● WORKING DATA:

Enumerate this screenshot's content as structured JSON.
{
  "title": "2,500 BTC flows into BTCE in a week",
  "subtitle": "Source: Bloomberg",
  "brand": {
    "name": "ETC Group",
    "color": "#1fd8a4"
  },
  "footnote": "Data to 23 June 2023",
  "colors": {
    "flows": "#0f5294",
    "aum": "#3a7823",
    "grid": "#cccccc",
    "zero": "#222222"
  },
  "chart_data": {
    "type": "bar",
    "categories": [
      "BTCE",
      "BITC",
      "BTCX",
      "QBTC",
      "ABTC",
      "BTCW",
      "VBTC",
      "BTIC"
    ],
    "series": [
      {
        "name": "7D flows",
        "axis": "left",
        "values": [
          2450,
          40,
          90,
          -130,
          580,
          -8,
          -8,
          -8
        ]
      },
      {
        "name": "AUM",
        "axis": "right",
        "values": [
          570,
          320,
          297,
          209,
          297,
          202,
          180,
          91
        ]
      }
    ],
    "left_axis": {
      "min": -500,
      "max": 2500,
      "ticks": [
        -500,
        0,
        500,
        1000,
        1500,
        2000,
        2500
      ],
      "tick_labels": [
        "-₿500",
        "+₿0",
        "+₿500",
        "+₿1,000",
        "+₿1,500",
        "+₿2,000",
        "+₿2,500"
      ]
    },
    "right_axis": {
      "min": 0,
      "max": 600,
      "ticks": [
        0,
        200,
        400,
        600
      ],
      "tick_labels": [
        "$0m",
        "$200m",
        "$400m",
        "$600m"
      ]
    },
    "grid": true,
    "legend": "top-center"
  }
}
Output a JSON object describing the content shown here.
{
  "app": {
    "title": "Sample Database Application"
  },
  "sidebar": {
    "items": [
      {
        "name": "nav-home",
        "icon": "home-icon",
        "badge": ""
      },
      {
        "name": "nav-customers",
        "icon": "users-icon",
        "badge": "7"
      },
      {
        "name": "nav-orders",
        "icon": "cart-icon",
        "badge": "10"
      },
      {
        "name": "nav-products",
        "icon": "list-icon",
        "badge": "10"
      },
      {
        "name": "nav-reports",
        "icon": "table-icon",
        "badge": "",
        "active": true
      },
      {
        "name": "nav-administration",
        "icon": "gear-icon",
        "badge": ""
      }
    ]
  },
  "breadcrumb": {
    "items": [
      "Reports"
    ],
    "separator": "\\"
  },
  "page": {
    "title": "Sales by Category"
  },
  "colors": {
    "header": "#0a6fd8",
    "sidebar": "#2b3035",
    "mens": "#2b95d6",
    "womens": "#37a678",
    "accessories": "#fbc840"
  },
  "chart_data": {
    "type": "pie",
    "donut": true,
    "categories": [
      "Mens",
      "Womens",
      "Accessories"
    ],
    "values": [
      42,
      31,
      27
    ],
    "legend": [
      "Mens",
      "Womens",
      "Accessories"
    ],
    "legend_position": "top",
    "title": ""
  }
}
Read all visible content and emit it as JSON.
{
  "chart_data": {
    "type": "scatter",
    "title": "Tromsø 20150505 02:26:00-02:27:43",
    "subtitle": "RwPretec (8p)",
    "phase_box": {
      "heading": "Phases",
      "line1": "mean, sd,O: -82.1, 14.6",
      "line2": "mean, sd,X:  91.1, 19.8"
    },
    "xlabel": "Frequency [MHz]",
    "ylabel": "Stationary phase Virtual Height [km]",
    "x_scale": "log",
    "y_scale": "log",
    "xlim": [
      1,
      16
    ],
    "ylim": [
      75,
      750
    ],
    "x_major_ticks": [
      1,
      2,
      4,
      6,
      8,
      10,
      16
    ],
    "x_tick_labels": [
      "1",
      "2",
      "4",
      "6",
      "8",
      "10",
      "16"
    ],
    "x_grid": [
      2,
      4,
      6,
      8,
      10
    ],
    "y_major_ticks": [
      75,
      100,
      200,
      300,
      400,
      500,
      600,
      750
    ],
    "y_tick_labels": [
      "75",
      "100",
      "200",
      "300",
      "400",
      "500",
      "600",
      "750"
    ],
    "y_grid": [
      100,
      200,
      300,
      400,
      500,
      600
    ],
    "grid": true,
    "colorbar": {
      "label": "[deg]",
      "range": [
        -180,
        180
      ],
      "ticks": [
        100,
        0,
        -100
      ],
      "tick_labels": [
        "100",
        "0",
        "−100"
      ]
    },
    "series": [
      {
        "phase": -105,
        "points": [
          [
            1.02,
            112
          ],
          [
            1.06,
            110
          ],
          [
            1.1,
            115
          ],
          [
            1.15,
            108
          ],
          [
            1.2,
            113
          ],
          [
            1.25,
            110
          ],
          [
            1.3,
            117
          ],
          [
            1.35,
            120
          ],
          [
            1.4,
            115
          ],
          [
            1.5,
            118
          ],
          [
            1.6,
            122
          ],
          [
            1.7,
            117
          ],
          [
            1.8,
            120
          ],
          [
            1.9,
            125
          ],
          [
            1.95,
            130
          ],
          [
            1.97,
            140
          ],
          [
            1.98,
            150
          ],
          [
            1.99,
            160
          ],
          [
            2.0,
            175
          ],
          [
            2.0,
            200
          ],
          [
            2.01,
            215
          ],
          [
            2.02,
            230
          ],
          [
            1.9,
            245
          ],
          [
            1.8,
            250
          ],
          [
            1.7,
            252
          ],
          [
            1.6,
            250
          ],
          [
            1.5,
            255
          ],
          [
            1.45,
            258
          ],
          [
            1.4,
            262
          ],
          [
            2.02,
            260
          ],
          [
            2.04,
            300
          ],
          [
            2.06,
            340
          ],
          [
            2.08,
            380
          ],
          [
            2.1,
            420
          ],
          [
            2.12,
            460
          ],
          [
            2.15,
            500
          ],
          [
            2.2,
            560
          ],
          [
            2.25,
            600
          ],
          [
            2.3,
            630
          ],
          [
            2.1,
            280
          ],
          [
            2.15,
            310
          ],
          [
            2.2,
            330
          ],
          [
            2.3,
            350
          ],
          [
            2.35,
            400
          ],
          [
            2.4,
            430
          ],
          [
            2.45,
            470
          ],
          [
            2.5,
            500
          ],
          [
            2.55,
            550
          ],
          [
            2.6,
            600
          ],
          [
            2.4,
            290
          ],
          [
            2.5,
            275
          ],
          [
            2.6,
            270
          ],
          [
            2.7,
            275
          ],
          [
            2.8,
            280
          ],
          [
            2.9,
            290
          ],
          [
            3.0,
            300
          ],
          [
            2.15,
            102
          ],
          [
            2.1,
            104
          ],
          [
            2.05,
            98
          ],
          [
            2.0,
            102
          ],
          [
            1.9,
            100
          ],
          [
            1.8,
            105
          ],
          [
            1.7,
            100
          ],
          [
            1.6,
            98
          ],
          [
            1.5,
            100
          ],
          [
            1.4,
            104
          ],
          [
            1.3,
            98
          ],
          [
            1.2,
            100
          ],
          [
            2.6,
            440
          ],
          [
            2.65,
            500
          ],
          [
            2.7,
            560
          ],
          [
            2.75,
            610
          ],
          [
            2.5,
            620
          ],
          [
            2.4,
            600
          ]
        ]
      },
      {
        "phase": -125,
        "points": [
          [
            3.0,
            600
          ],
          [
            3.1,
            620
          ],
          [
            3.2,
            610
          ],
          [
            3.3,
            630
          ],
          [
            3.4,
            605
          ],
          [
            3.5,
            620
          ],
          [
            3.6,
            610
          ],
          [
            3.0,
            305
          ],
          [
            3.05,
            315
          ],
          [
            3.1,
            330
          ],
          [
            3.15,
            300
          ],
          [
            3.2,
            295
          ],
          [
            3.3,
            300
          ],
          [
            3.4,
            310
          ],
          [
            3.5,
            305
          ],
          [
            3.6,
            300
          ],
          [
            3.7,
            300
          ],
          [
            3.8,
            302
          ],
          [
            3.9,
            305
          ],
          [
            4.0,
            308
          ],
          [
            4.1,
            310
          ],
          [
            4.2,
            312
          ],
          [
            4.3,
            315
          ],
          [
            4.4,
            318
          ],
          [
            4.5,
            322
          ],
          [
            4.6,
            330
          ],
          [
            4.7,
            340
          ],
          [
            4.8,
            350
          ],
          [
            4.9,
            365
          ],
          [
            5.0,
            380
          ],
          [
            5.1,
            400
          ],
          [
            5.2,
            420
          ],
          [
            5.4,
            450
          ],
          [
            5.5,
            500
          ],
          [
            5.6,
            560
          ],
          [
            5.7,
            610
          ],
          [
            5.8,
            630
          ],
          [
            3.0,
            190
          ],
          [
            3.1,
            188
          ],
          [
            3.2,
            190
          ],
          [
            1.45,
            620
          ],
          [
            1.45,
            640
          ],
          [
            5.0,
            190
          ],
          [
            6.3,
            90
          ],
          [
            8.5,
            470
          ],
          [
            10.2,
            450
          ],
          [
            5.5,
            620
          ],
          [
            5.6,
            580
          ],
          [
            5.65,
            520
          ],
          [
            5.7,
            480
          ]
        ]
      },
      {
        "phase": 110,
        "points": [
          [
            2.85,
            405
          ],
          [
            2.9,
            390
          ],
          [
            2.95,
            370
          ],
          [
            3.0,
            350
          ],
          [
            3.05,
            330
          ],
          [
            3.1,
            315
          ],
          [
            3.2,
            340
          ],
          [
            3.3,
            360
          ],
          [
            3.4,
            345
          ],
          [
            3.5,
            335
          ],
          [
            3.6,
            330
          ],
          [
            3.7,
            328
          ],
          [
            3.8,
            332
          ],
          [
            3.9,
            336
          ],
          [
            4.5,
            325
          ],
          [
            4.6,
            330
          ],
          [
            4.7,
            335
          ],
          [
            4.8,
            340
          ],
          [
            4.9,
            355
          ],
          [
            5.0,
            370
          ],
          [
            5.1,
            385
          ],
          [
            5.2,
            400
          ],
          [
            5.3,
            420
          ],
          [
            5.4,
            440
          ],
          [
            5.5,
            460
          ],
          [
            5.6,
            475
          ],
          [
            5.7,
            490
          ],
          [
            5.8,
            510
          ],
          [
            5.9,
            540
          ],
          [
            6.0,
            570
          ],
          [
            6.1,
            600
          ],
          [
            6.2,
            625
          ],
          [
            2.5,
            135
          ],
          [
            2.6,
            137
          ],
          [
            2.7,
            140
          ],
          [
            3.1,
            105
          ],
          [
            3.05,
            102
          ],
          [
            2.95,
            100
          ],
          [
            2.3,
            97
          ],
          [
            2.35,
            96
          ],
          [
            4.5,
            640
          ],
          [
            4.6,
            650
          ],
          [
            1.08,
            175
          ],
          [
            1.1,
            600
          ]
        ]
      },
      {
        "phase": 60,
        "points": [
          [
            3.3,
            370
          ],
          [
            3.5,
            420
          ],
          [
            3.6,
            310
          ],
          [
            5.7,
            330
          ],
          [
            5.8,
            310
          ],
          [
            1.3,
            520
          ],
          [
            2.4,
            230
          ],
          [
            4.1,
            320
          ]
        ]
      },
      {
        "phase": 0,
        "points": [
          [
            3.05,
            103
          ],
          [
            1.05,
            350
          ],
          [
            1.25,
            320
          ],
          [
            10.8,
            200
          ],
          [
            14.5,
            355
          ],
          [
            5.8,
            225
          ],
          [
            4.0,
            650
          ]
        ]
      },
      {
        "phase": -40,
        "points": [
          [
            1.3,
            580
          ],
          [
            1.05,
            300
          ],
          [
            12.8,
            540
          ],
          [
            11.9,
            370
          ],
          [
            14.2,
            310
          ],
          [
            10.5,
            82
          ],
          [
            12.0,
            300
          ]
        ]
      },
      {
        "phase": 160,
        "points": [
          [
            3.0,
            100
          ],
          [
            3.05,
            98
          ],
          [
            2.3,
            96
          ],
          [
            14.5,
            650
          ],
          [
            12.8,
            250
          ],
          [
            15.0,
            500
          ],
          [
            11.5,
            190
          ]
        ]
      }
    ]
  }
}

● TASK PROMPT: Look through the material above. Copy each line where the word "BTCE" appears.

● ANSWER TO THIS TASK:
  "title": "2,500 BTC flows into BTCE in a week",
      "BTCE",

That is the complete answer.